> _INSTRUCTION_
Put the lines starting at the one containing "Detect and localize" and ending at the one containing "x-tick-label: 1: [84, 192, 94, 207]" into a JSON list of strings, one string per line, with blank lines and the picture left out.

> _Box coordinate listings_
»»
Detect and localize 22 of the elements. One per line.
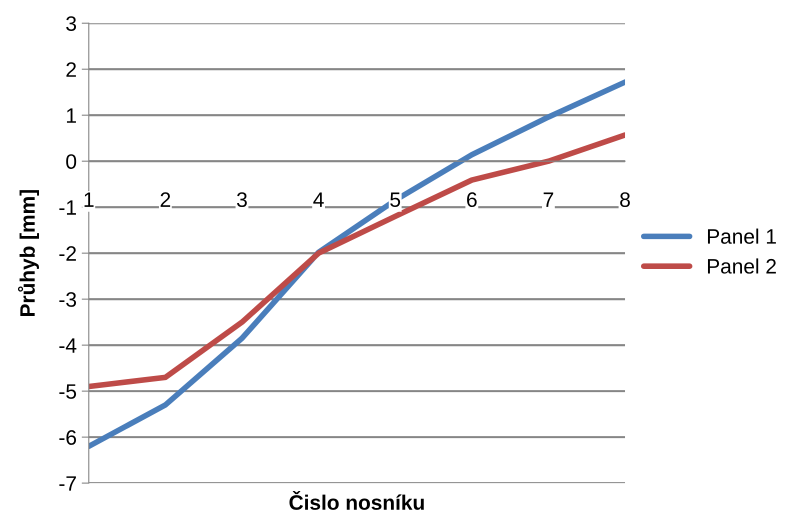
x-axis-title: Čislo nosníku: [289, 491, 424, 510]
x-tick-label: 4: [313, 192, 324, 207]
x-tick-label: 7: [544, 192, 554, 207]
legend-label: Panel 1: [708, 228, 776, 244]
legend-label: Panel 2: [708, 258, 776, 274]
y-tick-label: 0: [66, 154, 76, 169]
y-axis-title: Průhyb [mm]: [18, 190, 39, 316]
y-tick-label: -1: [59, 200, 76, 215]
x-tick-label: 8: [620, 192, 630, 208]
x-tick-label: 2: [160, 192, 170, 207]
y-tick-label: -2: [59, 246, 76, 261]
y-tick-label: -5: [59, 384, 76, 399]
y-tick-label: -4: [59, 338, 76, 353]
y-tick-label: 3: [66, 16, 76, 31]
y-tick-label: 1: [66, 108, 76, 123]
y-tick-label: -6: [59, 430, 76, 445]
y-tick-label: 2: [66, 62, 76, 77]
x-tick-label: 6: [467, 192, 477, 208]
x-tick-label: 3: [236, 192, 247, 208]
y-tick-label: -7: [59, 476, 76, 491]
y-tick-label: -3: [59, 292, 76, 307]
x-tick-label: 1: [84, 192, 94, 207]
««
»»
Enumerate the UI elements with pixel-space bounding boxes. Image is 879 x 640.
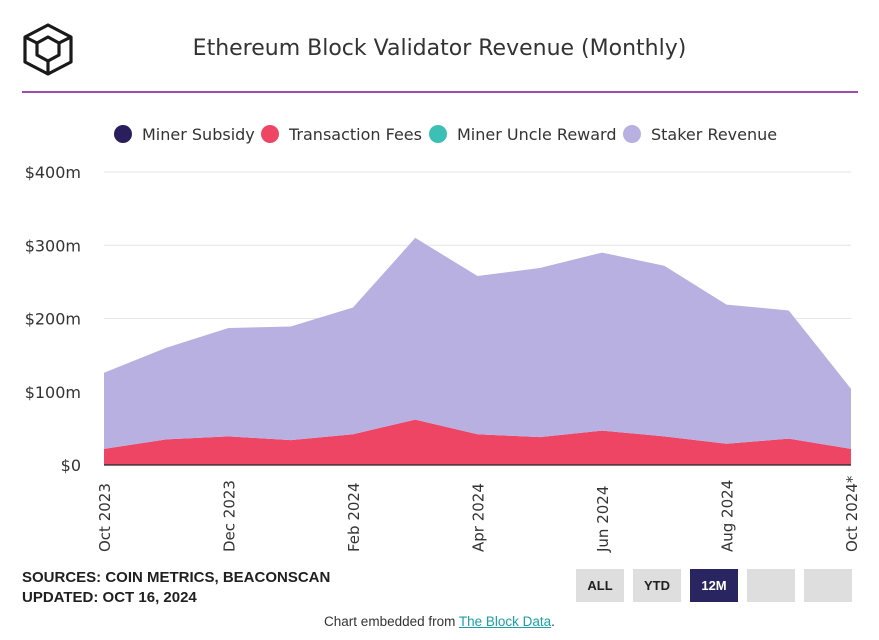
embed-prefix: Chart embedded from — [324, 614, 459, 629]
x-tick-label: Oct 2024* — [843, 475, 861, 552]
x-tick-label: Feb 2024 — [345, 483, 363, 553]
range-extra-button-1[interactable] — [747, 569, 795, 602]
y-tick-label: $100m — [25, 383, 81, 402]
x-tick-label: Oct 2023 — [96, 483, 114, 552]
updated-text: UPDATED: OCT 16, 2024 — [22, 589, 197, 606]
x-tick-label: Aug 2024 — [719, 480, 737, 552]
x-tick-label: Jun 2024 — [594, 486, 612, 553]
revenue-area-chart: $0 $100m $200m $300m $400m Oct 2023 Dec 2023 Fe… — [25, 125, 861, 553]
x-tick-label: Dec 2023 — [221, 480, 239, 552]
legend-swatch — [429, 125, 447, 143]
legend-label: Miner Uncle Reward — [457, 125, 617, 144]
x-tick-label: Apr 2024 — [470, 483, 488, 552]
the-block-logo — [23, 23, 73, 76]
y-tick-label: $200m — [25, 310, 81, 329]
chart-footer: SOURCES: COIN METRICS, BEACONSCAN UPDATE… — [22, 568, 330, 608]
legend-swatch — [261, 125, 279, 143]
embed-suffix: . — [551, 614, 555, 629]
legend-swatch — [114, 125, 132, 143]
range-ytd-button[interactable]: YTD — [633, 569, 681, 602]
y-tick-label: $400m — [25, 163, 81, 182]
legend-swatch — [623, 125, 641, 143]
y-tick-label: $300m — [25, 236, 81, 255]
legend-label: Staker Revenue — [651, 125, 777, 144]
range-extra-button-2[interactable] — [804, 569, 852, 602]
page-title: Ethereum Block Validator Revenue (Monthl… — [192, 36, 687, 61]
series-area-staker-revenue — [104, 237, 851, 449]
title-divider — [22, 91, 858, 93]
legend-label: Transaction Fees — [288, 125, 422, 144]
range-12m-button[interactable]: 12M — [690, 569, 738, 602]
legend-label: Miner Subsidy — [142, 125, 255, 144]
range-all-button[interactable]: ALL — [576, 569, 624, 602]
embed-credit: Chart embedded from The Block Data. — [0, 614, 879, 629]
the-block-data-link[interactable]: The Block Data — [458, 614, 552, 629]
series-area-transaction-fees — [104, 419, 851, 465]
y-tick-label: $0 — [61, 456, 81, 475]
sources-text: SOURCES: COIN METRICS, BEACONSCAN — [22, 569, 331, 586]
««
> _THE RESULT_
[
  "Detect and localize 22 of the elements. One per line.",
  "x-axis-title: Čislo nosníku: [289, 491, 424, 510]",
  "x-tick-label: 4: [313, 192, 324, 207]",
  "x-tick-label: 7: [544, 192, 554, 207]",
  "legend-label: Panel 1: [708, 228, 776, 244]",
  "legend-label: Panel 2: [708, 258, 776, 274]",
  "y-tick-label: 0: [66, 154, 76, 169]",
  "y-axis-title: Průhyb [mm]: [18, 190, 39, 316]",
  "y-tick-label: -1: [59, 200, 76, 215]",
  "x-tick-label: 8: [620, 192, 630, 208]",
  "x-tick-label: 2: [160, 192, 170, 207]",
  "y-tick-label: -2: [59, 246, 76, 261]",
  "y-tick-label: -5: [59, 384, 76, 399]",
  "y-tick-label: -4: [59, 338, 76, 353]",
  "y-tick-label: 3: [66, 16, 76, 31]",
  "y-tick-label: 1: [66, 108, 76, 123]",
  "y-tick-label: -6: [59, 430, 76, 445]",
  "y-tick-label: 2: [66, 62, 76, 77]",
  "x-tick-label: 6: [467, 192, 477, 208]",
  "x-tick-label: 3: [236, 192, 247, 208]",
  "y-tick-label: -7: [59, 476, 76, 491]",
  "y-tick-label: -3: [59, 292, 76, 307]",
  "x-tick-label: 1: [84, 192, 94, 207]"
]